DATA LINES:
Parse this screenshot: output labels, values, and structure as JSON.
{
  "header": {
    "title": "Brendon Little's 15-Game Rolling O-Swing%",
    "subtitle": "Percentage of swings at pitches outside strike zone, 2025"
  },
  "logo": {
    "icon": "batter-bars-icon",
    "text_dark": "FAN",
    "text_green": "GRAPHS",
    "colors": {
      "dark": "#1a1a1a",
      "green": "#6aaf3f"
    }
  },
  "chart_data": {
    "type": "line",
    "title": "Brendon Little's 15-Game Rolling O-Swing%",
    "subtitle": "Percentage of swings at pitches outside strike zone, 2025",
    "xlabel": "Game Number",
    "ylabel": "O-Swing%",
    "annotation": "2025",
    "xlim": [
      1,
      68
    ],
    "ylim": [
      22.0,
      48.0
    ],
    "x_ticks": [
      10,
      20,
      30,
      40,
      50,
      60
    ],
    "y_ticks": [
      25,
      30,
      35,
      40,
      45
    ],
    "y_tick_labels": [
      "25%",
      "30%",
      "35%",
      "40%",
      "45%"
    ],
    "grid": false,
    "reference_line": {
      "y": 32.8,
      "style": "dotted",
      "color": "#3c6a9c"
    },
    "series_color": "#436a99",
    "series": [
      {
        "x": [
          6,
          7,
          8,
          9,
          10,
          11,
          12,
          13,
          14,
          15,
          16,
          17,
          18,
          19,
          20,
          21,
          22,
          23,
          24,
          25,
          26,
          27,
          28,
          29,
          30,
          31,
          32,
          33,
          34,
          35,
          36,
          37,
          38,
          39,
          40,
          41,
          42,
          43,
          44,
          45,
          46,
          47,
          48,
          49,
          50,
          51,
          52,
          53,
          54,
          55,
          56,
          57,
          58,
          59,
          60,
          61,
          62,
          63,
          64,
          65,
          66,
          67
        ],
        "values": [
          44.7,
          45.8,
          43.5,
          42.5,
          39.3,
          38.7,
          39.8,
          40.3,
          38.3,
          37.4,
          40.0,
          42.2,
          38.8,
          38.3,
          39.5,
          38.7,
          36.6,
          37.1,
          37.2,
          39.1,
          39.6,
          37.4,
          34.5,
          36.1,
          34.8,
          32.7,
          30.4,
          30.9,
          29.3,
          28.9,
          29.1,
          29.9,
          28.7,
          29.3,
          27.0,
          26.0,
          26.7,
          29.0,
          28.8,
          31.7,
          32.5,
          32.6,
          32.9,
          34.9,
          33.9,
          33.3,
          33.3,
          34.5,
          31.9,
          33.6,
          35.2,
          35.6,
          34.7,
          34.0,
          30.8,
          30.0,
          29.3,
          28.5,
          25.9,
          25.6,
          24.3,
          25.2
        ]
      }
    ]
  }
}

WHAT YOU NEED TO DO:
From the records above, please extract every line and repeat it exactly.

TASK ANSWER:
Parse this screenshot: output labels, values, and structure as JSON.
{
  "header": {
    "title": "Brendon Little's 15-Game Rolling O-Swing%",
    "subtitle": "Percentage of swings at pitches outside strike zone, 2025"
  },
  "logo": {
    "icon": "batter-bars-icon",
    "text_dark": "FAN",
    "text_green": "GRAPHS",
    "colors": {
      "dark": "#1a1a1a",
      "green": "#6aaf3f"
    }
  },
  "chart_data": {
    "type": "line",
    "title": "Brendon Little's 15-Game Rolling O-Swing%",
    "subtitle": "Percentage of swings at pitches outside strike zone, 2025",
    "xlabel": "Game Number",
    "ylabel": "O-Swing%",
    "annotation": "2025",
    "xlim": [
      1,
      68
    ],
    "ylim": [
      22.0,
      48.0
    ],
    "x_ticks": [
      10,
      20,
      30,
      40,
      50,
      60
    ],
    "y_ticks": [
      25,
      30,
      35,
      40,
      45
    ],
    "y_tick_labels": [
      "25%",
      "30%",
      "35%",
      "40%",
      "45%"
    ],
    "grid": false,
    "reference_line": {
      "y": 32.8,
      "style": "dotted",
      "color": "#3c6a9c"
    },
    "series_color": "#436a99",
    "series": [
      {
        "x": [
          6,
          7,
          8,
          9,
          10,
          11,
          12,
          13,
          14,
          15,
          16,
          17,
          18,
          19,
          20,
          21,
          22,
          23,
          24,
          25,
          26,
          27,
          28,
          29,
          30,
          31,
          32,
          33,
          34,
          35,
          36,
          37,
          38,
          39,
          40,
          41,
          42,
          43,
          44,
          45,
          46,
          47,
          48,
          49,
          50,
          51,
          52,
          53,
          54,
          55,
          56,
          57,
          58,
          59,
          60,
          61,
          62,
          63,
          64,
          65,
          66,
          67
        ],
        "values": [
          44.7,
          45.8,
          43.5,
          42.5,
          39.3,
          38.7,
          39.8,
          40.3,
          38.3,
          37.4,
          40.0,
          42.2,
          38.8,
          38.3,
          39.5,
          38.7,
          36.6,
          37.1,
          37.2,
          39.1,
          39.6,
          37.4,
          34.5,
          36.1,
          34.8,
          32.7,
          30.4,
          30.9,
          29.3,
          28.9,
          29.1,
          29.9,
          28.7,
          29.3,
          27.0,
          26.0,
          26.7,
          29.0,
          28.8,
          31.7,
          32.5,
          32.6,
          32.9,
          34.9,
          33.9,
          33.3,
          33.3,
          34.5,
          31.9,
          33.6,
          35.2,
          35.6,
          34.7,
          34.0,
          30.8,
          30.0,
          29.3,
          28.5,
          25.9,
          25.6,
          24.3,
          25.2
        ]
      }
    ]
  }
}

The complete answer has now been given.